** Stated task **
Output each entry below as it stands, leaving out every picture.

** Dataset records **
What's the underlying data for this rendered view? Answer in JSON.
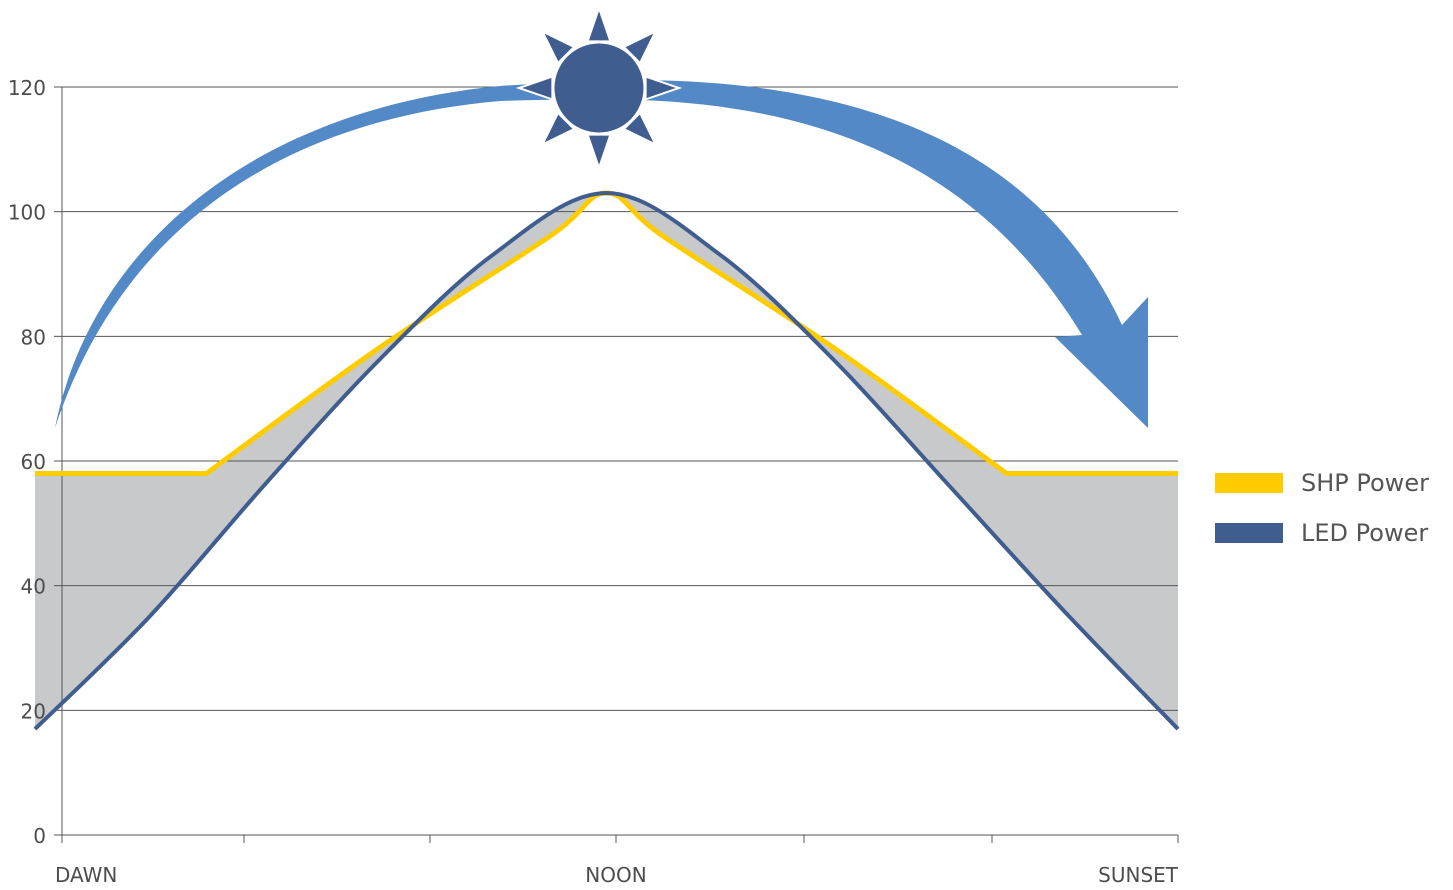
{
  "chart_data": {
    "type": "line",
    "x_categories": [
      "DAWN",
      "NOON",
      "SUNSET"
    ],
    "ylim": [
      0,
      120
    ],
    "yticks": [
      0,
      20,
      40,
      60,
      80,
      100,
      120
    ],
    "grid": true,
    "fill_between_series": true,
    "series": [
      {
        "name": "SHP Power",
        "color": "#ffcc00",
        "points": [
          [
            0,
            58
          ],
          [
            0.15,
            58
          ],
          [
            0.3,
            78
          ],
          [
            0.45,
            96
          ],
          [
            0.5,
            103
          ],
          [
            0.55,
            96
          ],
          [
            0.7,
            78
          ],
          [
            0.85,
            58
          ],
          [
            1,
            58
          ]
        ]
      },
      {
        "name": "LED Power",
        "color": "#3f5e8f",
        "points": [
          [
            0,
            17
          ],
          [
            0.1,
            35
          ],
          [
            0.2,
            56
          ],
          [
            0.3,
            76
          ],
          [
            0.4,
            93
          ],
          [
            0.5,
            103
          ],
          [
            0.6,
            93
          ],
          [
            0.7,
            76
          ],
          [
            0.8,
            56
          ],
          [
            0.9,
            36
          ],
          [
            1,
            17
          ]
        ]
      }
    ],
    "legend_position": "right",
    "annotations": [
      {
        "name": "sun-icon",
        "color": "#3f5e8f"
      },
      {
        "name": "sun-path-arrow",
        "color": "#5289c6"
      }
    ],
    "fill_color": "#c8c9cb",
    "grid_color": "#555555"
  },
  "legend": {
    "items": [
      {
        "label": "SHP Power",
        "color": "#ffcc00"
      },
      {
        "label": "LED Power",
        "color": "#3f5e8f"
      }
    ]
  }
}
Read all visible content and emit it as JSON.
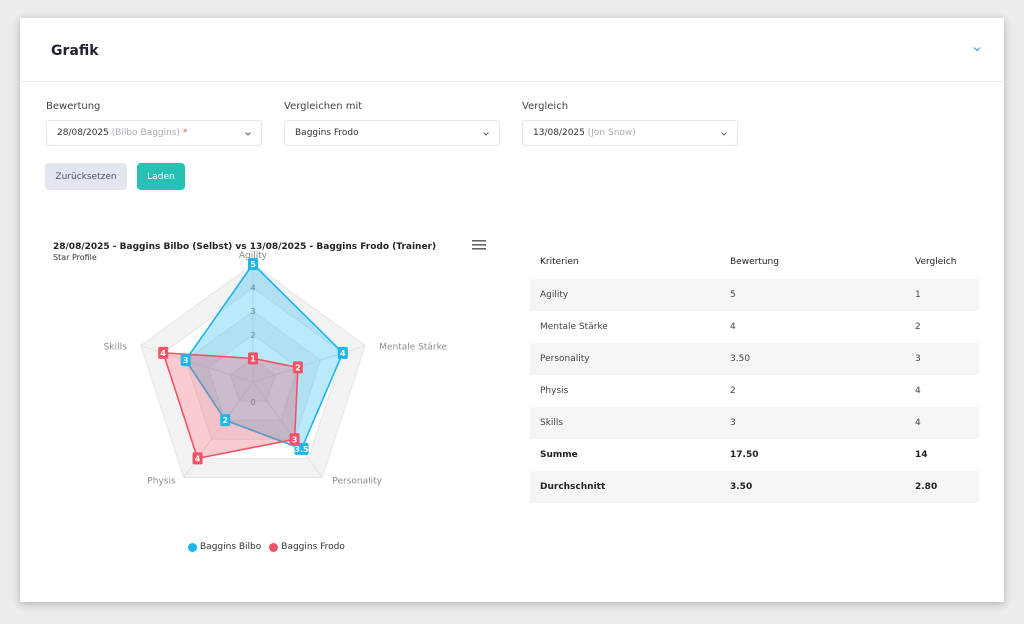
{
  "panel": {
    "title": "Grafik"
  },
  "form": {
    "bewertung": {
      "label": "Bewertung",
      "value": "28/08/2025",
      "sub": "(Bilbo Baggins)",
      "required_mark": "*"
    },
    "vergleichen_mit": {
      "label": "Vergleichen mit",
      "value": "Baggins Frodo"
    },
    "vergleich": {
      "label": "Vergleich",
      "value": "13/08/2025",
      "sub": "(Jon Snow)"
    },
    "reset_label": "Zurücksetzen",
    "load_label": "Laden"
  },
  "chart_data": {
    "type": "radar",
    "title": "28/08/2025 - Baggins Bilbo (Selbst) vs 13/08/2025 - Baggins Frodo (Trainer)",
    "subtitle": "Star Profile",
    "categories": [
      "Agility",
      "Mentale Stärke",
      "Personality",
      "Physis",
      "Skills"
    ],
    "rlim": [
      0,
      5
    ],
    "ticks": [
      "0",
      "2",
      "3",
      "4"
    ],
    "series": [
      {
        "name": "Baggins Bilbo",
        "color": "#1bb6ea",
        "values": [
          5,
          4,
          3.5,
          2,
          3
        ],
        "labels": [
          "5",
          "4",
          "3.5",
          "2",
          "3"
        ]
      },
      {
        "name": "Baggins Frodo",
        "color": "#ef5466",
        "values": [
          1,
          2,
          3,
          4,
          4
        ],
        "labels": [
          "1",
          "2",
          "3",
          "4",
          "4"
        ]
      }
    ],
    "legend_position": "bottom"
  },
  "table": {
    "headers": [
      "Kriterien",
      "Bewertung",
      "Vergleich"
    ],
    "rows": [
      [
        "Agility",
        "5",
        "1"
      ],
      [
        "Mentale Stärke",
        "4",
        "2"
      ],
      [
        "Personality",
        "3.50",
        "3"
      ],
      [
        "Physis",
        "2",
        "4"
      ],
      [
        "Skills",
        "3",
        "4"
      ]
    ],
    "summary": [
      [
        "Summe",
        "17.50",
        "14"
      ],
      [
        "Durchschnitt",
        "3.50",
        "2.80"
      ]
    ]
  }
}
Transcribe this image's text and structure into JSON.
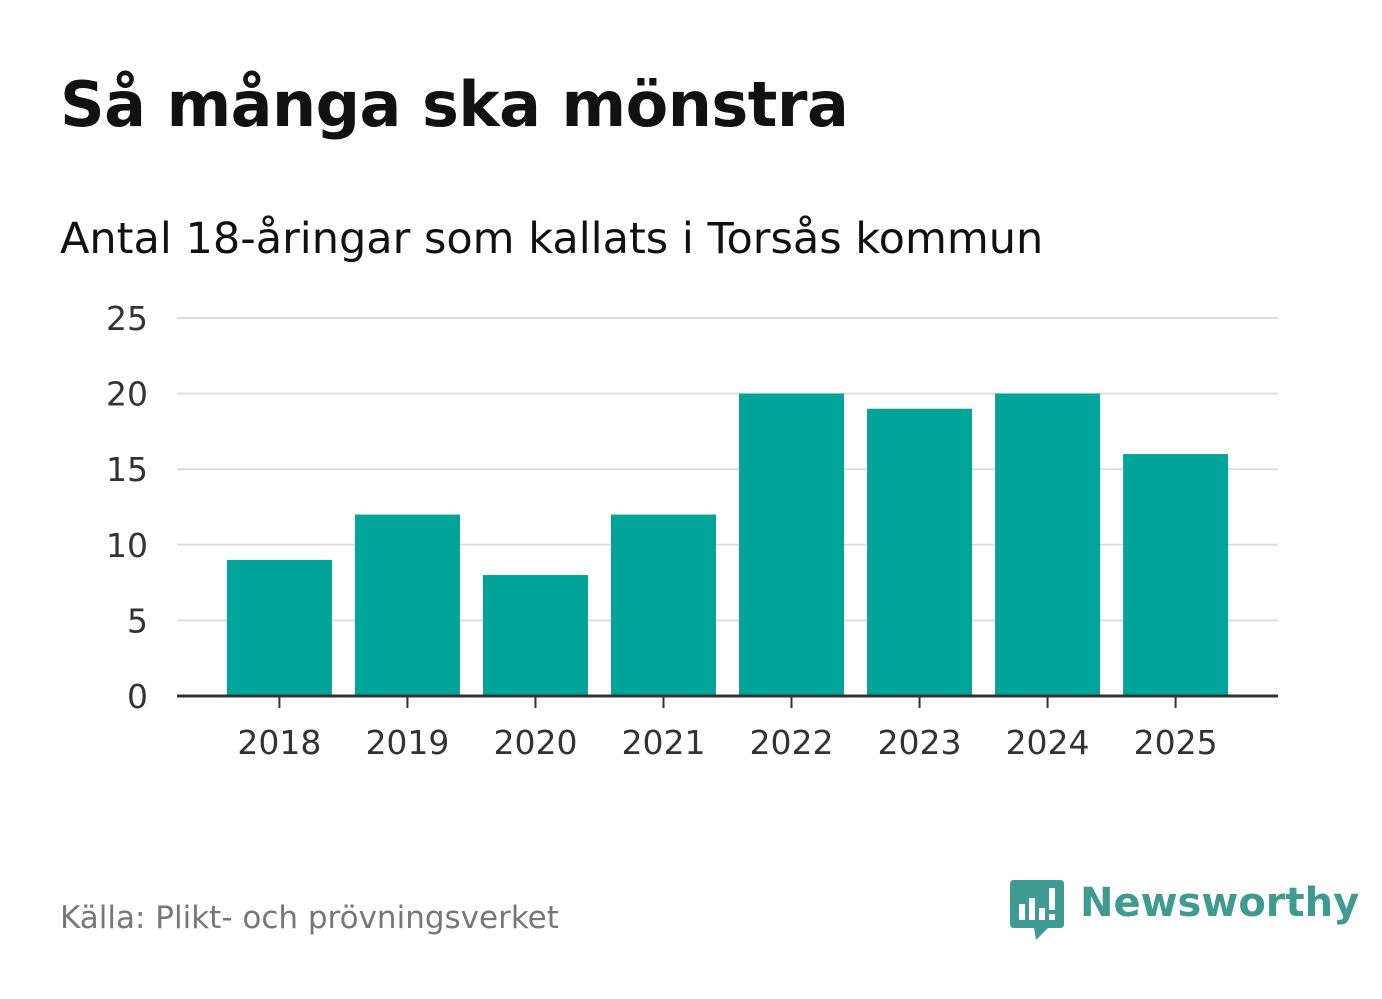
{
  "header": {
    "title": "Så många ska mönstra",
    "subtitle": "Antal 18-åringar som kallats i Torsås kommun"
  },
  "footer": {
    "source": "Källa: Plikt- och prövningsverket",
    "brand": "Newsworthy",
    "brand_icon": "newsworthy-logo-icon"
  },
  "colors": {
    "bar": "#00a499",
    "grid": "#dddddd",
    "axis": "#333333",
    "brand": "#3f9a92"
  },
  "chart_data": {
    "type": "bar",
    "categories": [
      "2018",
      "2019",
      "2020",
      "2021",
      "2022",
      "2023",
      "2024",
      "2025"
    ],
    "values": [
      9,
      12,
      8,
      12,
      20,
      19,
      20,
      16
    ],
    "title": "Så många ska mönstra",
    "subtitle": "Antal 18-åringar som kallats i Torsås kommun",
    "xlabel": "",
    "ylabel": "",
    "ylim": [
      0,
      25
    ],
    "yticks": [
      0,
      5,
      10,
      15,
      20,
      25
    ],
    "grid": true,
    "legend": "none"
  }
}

** Result **
What's the underlying data for this rendered view? Answer in JSON.
{
  "chart_data": {
    "type": "line",
    "x_categories": [
      "DAWN",
      "NOON",
      "SUNSET"
    ],
    "ylim": [
      0,
      120
    ],
    "yticks": [
      0,
      20,
      40,
      60,
      80,
      100,
      120
    ],
    "grid": true,
    "fill_between_series": true,
    "series": [
      {
        "name": "SHP Power",
        "color": "#ffcc00",
        "points": [
          [
            0,
            58
          ],
          [
            0.15,
            58
          ],
          [
            0.3,
            78
          ],
          [
            0.45,
            96
          ],
          [
            0.5,
            103
          ],
          [
            0.55,
            96
          ],
          [
            0.7,
            78
          ],
          [
            0.85,
            58
          ],
          [
            1,
            58
          ]
        ]
      },
      {
        "name": "LED Power",
        "color": "#3f5e8f",
        "points": [
          [
            0,
            17
          ],
          [
            0.1,
            35
          ],
          [
            0.2,
            56
          ],
          [
            0.3,
            76
          ],
          [
            0.4,
            93
          ],
          [
            0.5,
            103
          ],
          [
            0.6,
            93
          ],
          [
            0.7,
            76
          ],
          [
            0.8,
            56
          ],
          [
            0.9,
            36
          ],
          [
            1,
            17
          ]
        ]
      }
    ],
    "legend_position": "right",
    "annotations": [
      {
        "name": "sun-icon",
        "color": "#3f5e8f"
      },
      {
        "name": "sun-path-arrow",
        "color": "#5289c6"
      }
    ],
    "fill_color": "#c8c9cb",
    "grid_color": "#555555"
  },
  "legend": {
    "items": [
      {
        "label": "SHP Power",
        "color": "#ffcc00"
      },
      {
        "label": "LED Power",
        "color": "#3f5e8f"
      }
    ]
  }
}
Read all visible content and emit it as JSON.
{
  "panel": {
    "title": "Grafik"
  },
  "form": {
    "bewertung": {
      "label": "Bewertung",
      "value": "28/08/2025",
      "sub": "(Bilbo Baggins)",
      "required_mark": "*"
    },
    "vergleichen_mit": {
      "label": "Vergleichen mit",
      "value": "Baggins Frodo"
    },
    "vergleich": {
      "label": "Vergleich",
      "value": "13/08/2025",
      "sub": "(Jon Snow)"
    },
    "reset_label": "Zurücksetzen",
    "load_label": "Laden"
  },
  "chart_data": {
    "type": "radar",
    "title": "28/08/2025 - Baggins Bilbo (Selbst) vs 13/08/2025 - Baggins Frodo (Trainer)",
    "subtitle": "Star Profile",
    "categories": [
      "Agility",
      "Mentale Stärke",
      "Personality",
      "Physis",
      "Skills"
    ],
    "rlim": [
      0,
      5
    ],
    "ticks": [
      "0",
      "2",
      "3",
      "4"
    ],
    "series": [
      {
        "name": "Baggins Bilbo",
        "color": "#1bb6ea",
        "values": [
          5,
          4,
          3.5,
          2,
          3
        ],
        "labels": [
          "5",
          "4",
          "3.5",
          "2",
          "3"
        ]
      },
      {
        "name": "Baggins Frodo",
        "color": "#ef5466",
        "values": [
          1,
          2,
          3,
          4,
          4
        ],
        "labels": [
          "1",
          "2",
          "3",
          "4",
          "4"
        ]
      }
    ],
    "legend_position": "bottom"
  },
  "table": {
    "headers": [
      "Kriterien",
      "Bewertung",
      "Vergleich"
    ],
    "rows": [
      [
        "Agility",
        "5",
        "1"
      ],
      [
        "Mentale Stärke",
        "4",
        "2"
      ],
      [
        "Personality",
        "3.50",
        "3"
      ],
      [
        "Physis",
        "2",
        "4"
      ],
      [
        "Skills",
        "3",
        "4"
      ]
    ],
    "summary": [
      [
        "Summe",
        "17.50",
        "14"
      ],
      [
        "Durchschnitt",
        "3.50",
        "2.80"
      ]
    ]
  }
}
Transcribe this image's text and structure into JSON.
{
  "header": {
    "title": "Så många ska mönstra",
    "subtitle": "Antal 18-åringar som kallats i Torsås kommun"
  },
  "footer": {
    "source": "Källa: Plikt- och prövningsverket",
    "brand": "Newsworthy",
    "brand_icon": "newsworthy-logo-icon"
  },
  "colors": {
    "bar": "#00a499",
    "grid": "#dddddd",
    "axis": "#333333",
    "brand": "#3f9a92"
  },
  "chart_data": {
    "type": "bar",
    "categories": [
      "2018",
      "2019",
      "2020",
      "2021",
      "2022",
      "2023",
      "2024",
      "2025"
    ],
    "values": [
      9,
      12,
      8,
      12,
      20,
      19,
      20,
      16
    ],
    "title": "Så många ska mönstra",
    "subtitle": "Antal 18-åringar som kallats i Torsås kommun",
    "xlabel": "",
    "ylabel": "",
    "ylim": [
      0,
      25
    ],
    "yticks": [
      0,
      5,
      10,
      15,
      20,
      25
    ],
    "grid": true,
    "legend": "none"
  }
}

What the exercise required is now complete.